::: Input :::
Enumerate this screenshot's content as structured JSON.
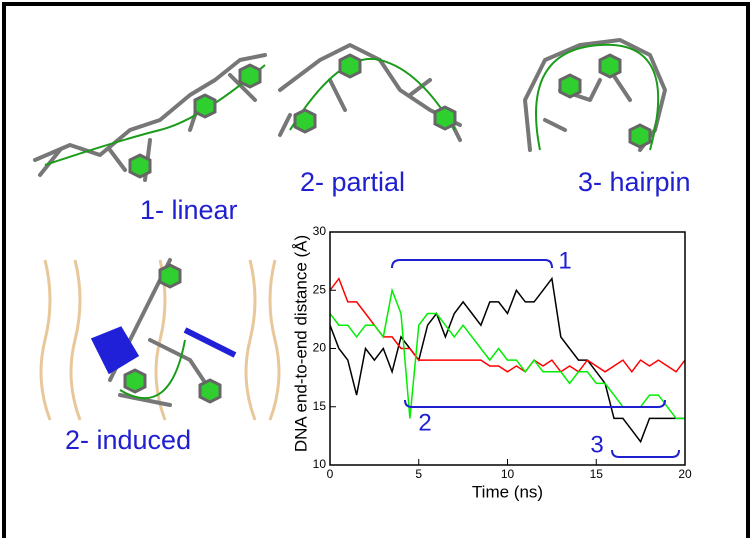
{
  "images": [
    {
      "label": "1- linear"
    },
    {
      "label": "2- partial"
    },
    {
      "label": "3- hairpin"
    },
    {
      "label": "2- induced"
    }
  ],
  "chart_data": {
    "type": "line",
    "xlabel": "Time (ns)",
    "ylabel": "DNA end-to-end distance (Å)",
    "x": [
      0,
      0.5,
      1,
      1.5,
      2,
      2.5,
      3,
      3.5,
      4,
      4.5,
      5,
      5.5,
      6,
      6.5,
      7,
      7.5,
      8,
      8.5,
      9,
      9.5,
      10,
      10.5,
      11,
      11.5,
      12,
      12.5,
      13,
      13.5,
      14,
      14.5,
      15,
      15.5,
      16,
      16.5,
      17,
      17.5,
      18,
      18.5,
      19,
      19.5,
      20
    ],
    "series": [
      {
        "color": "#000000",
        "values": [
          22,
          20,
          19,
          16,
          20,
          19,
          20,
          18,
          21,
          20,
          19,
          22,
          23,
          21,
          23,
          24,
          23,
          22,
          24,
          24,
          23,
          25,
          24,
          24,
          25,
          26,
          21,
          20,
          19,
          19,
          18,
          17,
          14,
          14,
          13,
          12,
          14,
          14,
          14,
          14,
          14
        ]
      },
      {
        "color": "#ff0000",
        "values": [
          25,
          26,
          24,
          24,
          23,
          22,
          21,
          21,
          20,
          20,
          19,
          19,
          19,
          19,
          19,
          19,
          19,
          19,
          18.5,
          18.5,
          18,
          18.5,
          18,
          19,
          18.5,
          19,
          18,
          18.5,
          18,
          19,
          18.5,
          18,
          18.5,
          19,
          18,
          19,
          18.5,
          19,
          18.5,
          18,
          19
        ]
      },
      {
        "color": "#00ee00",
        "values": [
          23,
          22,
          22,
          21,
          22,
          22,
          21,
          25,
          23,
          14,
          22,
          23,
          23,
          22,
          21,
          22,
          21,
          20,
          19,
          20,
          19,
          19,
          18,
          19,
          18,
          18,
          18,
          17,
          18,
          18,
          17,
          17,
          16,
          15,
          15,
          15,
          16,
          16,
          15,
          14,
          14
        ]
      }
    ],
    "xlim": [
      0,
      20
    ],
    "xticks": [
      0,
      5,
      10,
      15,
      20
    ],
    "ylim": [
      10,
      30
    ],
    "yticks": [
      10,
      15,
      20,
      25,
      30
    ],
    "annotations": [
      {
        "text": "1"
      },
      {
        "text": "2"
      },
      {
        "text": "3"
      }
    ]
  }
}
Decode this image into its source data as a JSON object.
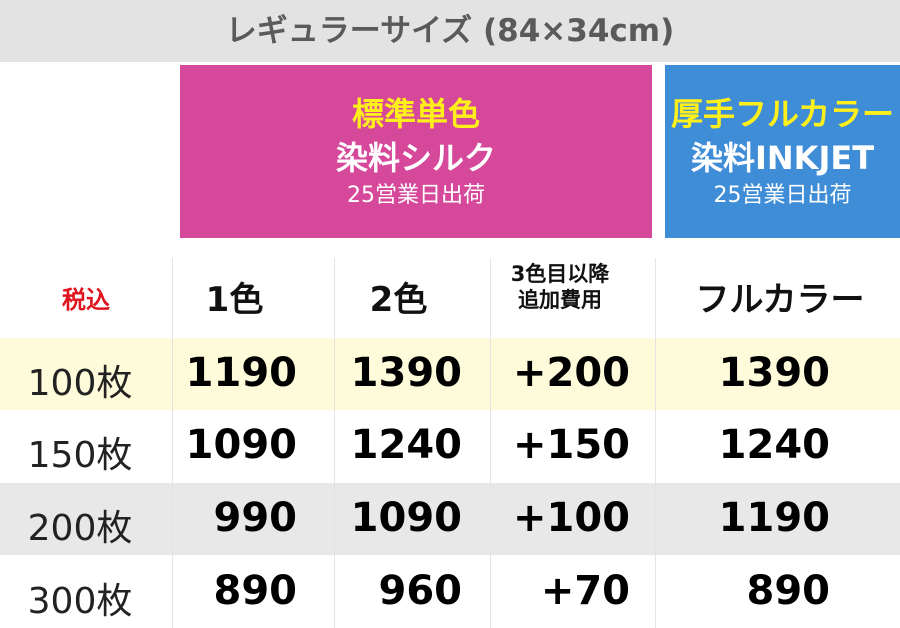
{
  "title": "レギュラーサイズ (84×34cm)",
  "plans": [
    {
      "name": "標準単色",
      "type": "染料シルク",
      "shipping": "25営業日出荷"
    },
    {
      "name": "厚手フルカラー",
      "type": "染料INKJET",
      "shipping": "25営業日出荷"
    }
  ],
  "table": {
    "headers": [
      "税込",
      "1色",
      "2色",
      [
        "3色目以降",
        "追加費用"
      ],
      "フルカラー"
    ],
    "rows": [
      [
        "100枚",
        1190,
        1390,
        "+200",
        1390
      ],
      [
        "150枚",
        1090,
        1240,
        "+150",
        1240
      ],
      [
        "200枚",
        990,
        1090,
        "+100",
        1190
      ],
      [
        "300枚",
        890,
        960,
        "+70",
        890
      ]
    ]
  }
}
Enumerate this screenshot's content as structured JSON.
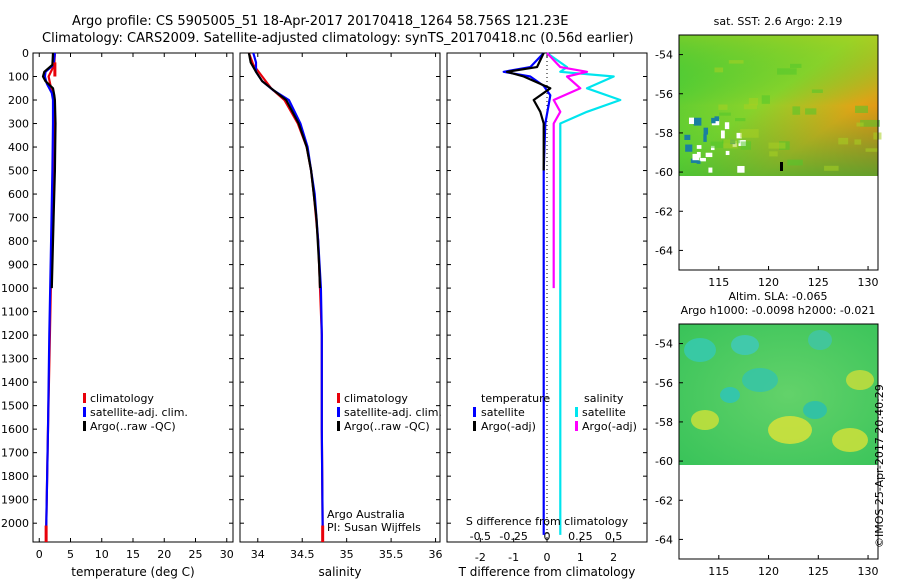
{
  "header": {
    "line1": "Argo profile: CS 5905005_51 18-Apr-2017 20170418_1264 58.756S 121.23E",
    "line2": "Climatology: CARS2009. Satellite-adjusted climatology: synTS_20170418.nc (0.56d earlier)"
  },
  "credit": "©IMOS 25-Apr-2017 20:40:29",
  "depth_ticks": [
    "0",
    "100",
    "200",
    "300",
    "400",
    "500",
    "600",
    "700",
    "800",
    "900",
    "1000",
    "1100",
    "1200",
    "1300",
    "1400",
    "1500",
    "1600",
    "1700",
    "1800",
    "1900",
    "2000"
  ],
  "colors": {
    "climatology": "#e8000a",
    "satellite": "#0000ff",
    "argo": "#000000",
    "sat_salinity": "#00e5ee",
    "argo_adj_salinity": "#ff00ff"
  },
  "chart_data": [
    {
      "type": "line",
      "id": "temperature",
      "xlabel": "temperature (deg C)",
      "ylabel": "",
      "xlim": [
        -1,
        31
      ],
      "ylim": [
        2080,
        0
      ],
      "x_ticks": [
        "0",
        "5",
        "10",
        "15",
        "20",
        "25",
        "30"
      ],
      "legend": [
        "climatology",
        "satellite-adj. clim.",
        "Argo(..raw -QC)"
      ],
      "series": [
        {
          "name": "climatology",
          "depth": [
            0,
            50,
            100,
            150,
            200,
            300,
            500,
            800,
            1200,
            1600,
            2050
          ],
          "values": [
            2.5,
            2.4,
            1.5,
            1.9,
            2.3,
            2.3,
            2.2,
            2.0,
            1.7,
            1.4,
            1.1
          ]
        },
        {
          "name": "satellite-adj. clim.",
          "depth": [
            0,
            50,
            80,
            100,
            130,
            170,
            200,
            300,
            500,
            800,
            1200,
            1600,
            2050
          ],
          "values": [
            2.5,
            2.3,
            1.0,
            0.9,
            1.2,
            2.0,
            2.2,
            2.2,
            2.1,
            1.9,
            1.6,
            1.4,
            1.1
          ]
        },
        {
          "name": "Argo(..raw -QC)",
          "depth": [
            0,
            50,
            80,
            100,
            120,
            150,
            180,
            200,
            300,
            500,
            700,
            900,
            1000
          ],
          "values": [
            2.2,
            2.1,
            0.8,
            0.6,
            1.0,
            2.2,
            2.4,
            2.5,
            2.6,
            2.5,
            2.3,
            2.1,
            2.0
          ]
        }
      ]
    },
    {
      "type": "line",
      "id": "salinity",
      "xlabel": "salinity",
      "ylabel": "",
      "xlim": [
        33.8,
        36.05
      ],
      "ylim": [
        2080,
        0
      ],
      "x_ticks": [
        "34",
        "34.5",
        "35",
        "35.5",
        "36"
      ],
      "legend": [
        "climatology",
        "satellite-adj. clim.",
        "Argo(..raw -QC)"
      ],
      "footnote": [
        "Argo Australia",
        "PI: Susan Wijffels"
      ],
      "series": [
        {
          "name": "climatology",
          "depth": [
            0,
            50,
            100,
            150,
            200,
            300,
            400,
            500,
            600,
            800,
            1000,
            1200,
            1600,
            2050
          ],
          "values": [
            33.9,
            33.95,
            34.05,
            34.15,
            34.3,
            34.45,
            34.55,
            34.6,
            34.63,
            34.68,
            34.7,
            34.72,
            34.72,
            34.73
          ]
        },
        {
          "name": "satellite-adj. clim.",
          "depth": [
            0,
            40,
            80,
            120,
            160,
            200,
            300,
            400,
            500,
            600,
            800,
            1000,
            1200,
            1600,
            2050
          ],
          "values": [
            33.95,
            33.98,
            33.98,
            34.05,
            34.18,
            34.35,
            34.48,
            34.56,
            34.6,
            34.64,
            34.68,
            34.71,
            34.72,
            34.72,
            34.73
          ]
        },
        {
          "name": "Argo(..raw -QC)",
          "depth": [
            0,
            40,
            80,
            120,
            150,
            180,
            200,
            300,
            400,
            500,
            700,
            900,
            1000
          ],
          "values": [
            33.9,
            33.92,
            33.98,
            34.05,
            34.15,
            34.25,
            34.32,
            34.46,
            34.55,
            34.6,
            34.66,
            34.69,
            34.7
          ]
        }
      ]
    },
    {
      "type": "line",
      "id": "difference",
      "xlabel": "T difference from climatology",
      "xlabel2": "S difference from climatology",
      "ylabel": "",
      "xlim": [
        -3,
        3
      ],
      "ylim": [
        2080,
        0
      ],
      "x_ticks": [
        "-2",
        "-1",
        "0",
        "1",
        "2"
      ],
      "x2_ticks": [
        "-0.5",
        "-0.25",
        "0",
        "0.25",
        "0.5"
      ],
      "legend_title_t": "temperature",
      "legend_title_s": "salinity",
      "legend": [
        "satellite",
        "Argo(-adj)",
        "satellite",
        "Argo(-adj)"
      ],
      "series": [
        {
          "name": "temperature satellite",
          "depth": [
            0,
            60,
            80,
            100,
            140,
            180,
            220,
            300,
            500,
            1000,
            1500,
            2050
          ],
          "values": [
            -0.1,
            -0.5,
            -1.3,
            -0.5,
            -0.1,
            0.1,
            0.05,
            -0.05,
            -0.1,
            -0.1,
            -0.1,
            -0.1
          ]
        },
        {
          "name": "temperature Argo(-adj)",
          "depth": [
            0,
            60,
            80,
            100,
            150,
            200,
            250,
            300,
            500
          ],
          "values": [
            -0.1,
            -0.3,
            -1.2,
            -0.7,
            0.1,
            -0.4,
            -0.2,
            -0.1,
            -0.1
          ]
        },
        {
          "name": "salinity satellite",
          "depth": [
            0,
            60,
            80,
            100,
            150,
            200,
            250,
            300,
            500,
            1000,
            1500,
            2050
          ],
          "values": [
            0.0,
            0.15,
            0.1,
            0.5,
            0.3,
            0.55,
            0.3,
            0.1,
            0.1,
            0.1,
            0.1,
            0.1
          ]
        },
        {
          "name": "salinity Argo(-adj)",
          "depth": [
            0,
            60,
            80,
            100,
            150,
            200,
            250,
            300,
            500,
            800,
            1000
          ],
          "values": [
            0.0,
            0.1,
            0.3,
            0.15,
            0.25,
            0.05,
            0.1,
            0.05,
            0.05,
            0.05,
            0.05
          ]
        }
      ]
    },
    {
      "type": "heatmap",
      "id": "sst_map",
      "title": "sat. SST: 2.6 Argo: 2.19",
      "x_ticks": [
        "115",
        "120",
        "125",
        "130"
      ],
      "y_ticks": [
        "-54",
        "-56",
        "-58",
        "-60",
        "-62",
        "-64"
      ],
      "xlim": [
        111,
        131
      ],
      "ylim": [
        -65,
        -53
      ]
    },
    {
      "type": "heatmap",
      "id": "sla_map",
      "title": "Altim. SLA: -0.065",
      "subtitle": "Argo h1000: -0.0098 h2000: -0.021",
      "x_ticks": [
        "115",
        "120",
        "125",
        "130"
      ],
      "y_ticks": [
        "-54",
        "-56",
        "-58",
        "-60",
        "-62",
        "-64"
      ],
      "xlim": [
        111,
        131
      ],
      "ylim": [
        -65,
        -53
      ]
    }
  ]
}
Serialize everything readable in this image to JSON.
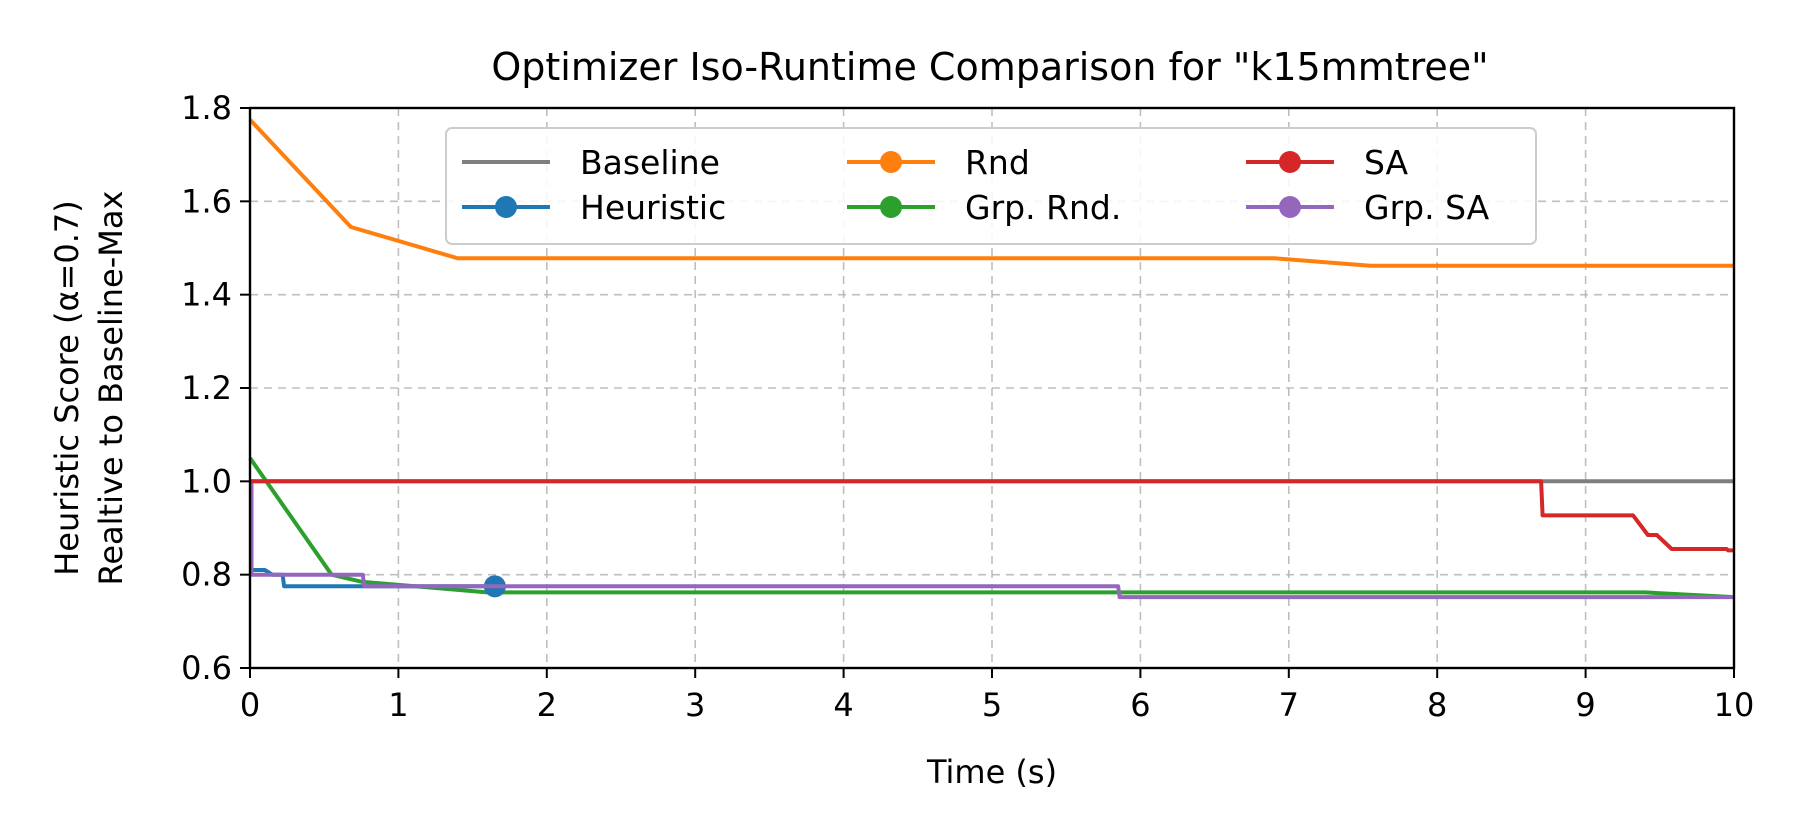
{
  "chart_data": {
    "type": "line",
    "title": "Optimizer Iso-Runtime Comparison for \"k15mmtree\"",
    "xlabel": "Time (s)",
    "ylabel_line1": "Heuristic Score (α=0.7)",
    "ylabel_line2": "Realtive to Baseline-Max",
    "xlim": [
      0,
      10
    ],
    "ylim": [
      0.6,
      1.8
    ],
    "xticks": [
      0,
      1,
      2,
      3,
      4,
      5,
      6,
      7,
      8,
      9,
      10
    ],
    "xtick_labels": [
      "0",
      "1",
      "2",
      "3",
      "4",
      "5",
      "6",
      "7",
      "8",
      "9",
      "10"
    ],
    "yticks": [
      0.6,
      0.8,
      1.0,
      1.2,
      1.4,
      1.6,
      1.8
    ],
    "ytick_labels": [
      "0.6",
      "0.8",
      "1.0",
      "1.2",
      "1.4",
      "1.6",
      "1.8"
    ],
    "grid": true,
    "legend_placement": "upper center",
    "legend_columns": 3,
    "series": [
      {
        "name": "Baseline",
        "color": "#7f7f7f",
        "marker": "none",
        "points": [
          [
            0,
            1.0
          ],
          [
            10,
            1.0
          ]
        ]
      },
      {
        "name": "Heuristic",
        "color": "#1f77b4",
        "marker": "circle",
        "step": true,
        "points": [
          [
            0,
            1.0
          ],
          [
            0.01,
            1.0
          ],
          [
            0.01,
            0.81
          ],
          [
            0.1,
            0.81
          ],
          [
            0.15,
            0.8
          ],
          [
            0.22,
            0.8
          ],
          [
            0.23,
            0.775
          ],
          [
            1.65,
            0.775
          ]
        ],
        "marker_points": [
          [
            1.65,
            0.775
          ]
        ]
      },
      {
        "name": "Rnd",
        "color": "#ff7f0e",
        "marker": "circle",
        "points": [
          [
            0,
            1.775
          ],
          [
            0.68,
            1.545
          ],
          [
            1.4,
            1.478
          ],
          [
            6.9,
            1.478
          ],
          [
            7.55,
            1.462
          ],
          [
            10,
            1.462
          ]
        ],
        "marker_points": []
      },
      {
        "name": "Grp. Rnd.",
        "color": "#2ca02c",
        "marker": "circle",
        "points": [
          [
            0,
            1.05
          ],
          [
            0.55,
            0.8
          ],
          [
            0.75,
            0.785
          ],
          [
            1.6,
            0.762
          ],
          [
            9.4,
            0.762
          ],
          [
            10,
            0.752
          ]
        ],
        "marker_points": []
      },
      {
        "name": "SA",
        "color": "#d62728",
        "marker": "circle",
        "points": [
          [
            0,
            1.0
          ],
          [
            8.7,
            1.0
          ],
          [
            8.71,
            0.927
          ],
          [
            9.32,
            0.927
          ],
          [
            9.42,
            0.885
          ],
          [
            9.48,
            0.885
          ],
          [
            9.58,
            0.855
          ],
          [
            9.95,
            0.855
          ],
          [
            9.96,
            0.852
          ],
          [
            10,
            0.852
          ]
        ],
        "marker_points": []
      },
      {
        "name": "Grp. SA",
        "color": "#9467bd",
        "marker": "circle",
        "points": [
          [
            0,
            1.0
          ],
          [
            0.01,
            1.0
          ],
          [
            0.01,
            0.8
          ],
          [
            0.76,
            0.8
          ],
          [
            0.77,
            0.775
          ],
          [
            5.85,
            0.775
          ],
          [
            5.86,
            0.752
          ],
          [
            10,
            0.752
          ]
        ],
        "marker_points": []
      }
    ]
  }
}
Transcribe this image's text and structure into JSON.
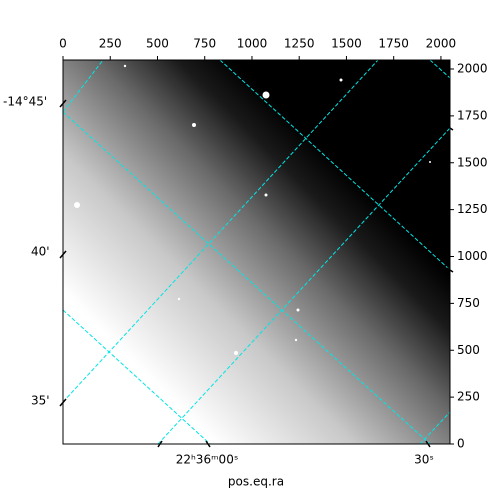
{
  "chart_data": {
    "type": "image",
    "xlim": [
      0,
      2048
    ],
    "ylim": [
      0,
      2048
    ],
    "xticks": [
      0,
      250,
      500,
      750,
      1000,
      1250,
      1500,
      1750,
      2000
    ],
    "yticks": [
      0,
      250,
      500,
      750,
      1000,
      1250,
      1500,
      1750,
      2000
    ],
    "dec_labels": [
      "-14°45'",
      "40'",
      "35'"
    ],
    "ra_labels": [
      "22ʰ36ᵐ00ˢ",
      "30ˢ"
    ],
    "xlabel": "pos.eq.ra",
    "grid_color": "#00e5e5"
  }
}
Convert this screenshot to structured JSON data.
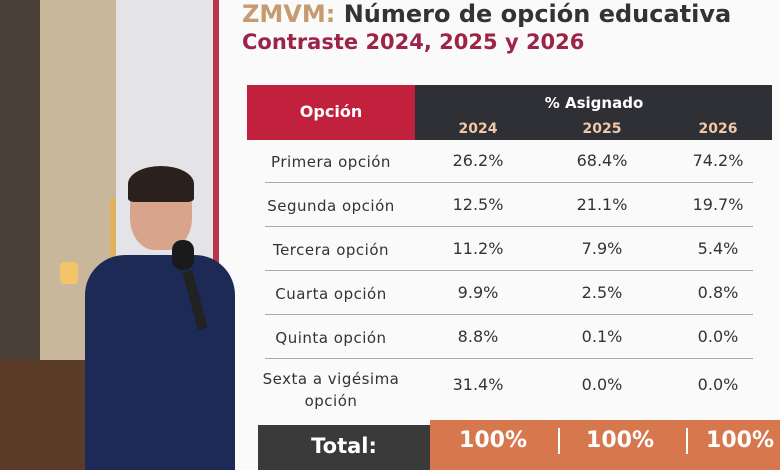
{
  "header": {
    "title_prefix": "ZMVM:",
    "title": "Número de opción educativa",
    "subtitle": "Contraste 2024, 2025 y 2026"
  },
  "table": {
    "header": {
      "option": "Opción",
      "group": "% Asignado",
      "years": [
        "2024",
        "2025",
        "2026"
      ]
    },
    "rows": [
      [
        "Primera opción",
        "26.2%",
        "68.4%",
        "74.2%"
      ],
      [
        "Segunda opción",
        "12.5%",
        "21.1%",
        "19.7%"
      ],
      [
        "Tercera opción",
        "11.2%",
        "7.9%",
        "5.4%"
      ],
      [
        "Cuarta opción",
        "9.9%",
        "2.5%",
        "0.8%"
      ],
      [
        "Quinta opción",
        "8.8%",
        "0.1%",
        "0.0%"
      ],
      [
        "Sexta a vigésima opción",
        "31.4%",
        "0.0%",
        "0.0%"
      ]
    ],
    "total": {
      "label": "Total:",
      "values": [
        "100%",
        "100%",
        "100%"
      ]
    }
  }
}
:::
**To be done**.
Reproduce word for word only the lines between the line containing "Convert this screenshot" and the end of the listing above, both included, and drop any pictures.

**Expected answer**.
Convert this screenshot to structured JSON data.
{
  "header": {
    "title_prefix": "ZMVM:",
    "title": "Número de opción educativa",
    "subtitle": "Contraste 2024, 2025 y 2026"
  },
  "table": {
    "header": {
      "option": "Opción",
      "group": "% Asignado",
      "years": [
        "2024",
        "2025",
        "2026"
      ]
    },
    "rows": [
      [
        "Primera opción",
        "26.2%",
        "68.4%",
        "74.2%"
      ],
      [
        "Segunda opción",
        "12.5%",
        "21.1%",
        "19.7%"
      ],
      [
        "Tercera opción",
        "11.2%",
        "7.9%",
        "5.4%"
      ],
      [
        "Cuarta opción",
        "9.9%",
        "2.5%",
        "0.8%"
      ],
      [
        "Quinta opción",
        "8.8%",
        "0.1%",
        "0.0%"
      ],
      [
        "Sexta a vigésima opción",
        "31.4%",
        "0.0%",
        "0.0%"
      ]
    ],
    "total": {
      "label": "Total:",
      "values": [
        "100%",
        "100%",
        "100%"
      ]
    }
  }
}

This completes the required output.